__AIM__.
Return each line holding the string "body".

==========

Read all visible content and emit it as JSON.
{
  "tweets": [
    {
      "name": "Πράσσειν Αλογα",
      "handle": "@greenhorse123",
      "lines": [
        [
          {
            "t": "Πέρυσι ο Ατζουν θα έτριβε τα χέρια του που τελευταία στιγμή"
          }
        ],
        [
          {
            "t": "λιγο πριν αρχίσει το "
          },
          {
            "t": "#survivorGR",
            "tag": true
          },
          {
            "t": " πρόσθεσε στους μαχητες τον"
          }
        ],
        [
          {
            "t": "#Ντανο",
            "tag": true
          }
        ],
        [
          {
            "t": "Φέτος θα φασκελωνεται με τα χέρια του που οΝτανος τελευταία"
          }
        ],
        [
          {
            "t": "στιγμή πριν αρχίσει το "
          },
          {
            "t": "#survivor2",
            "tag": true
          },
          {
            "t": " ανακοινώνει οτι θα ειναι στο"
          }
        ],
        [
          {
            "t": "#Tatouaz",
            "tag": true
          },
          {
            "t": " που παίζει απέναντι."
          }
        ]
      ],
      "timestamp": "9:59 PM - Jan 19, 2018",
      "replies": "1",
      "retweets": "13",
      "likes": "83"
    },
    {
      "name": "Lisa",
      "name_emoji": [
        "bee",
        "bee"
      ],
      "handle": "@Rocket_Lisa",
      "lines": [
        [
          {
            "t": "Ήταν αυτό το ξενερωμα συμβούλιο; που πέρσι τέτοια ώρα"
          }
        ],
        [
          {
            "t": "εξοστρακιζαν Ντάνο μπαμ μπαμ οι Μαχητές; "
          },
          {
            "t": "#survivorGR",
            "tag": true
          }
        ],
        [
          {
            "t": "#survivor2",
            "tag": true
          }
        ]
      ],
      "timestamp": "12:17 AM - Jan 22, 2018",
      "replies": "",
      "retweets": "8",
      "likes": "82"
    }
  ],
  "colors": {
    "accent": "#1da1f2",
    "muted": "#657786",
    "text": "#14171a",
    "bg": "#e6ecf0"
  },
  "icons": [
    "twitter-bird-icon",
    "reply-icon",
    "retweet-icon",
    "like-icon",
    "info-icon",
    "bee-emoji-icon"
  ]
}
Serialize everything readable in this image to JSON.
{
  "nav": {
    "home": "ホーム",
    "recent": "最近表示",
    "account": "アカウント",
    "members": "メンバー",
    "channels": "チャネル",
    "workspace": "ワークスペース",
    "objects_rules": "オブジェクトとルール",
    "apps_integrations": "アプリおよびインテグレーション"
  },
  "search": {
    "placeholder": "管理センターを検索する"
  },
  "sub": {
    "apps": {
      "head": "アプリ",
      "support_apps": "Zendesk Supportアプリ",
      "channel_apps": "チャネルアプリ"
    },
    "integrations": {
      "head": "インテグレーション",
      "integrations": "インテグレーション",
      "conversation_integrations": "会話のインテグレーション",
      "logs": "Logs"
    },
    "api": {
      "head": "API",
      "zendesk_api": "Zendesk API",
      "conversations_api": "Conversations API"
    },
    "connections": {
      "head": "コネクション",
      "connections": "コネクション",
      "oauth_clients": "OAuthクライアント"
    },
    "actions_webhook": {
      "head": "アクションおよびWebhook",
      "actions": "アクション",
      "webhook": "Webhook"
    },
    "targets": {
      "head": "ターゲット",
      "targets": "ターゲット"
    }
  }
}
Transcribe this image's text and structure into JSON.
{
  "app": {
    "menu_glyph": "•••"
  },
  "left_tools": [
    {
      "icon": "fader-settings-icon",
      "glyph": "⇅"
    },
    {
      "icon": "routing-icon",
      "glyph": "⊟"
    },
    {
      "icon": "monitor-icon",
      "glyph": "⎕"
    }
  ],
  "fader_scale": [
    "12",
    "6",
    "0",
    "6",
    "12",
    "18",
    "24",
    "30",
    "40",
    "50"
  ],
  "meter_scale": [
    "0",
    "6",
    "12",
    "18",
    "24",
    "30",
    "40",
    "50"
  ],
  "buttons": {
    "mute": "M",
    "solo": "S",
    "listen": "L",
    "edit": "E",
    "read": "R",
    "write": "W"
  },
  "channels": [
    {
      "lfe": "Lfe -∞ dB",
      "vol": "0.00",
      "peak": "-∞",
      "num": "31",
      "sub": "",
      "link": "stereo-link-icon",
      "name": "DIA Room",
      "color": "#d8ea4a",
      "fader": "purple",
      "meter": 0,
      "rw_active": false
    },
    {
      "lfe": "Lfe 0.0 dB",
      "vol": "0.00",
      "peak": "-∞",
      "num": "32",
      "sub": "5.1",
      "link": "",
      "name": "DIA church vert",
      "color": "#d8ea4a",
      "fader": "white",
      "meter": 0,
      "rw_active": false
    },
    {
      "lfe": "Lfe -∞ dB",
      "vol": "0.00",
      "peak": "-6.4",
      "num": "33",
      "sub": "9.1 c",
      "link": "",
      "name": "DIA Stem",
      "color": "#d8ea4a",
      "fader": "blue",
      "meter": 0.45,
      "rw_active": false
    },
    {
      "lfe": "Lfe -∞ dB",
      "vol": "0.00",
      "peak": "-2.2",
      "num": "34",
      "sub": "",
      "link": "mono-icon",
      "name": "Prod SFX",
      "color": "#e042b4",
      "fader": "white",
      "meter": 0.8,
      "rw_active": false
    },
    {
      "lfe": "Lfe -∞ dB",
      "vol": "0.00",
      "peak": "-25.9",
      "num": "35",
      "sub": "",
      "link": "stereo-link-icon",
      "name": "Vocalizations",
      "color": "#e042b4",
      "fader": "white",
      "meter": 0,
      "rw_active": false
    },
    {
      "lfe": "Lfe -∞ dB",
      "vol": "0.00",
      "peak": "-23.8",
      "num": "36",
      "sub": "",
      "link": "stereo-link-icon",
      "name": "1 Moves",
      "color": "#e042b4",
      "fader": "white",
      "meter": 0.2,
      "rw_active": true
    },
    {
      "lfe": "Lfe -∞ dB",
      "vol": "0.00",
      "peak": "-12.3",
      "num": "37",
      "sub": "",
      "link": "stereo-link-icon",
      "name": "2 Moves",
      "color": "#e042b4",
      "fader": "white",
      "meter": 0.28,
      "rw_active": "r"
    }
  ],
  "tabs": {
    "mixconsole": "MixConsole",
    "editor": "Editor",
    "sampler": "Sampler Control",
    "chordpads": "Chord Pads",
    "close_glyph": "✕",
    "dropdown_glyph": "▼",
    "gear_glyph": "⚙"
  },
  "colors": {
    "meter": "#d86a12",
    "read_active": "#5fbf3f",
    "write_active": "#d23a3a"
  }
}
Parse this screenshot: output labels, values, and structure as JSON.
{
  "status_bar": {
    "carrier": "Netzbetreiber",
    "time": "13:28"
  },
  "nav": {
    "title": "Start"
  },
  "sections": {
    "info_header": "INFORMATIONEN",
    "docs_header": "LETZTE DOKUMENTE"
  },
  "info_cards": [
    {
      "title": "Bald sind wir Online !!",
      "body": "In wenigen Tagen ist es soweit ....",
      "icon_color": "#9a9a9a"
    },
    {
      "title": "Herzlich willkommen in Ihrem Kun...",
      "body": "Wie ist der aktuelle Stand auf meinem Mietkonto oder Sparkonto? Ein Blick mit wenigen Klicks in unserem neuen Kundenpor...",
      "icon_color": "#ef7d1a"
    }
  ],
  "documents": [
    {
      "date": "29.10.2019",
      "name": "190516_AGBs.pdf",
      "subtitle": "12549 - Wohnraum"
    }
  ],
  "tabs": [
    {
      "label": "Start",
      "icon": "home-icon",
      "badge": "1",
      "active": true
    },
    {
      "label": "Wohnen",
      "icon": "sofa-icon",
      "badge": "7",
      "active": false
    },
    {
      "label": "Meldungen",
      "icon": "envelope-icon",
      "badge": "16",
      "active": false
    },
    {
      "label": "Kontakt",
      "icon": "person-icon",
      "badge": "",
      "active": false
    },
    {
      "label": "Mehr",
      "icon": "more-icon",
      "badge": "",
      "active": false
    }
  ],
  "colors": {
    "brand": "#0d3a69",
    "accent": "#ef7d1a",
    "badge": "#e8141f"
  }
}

==========

__RESPONSE BELOW__.
      "body": "In wenigen Tagen ist es soweit ....",
      "body": "Wie ist der aktuelle Stand auf meinem Mietkonto oder Sparkonto? Ein Blick mit wenigen Klicks in unserem neuen Kundenpor...",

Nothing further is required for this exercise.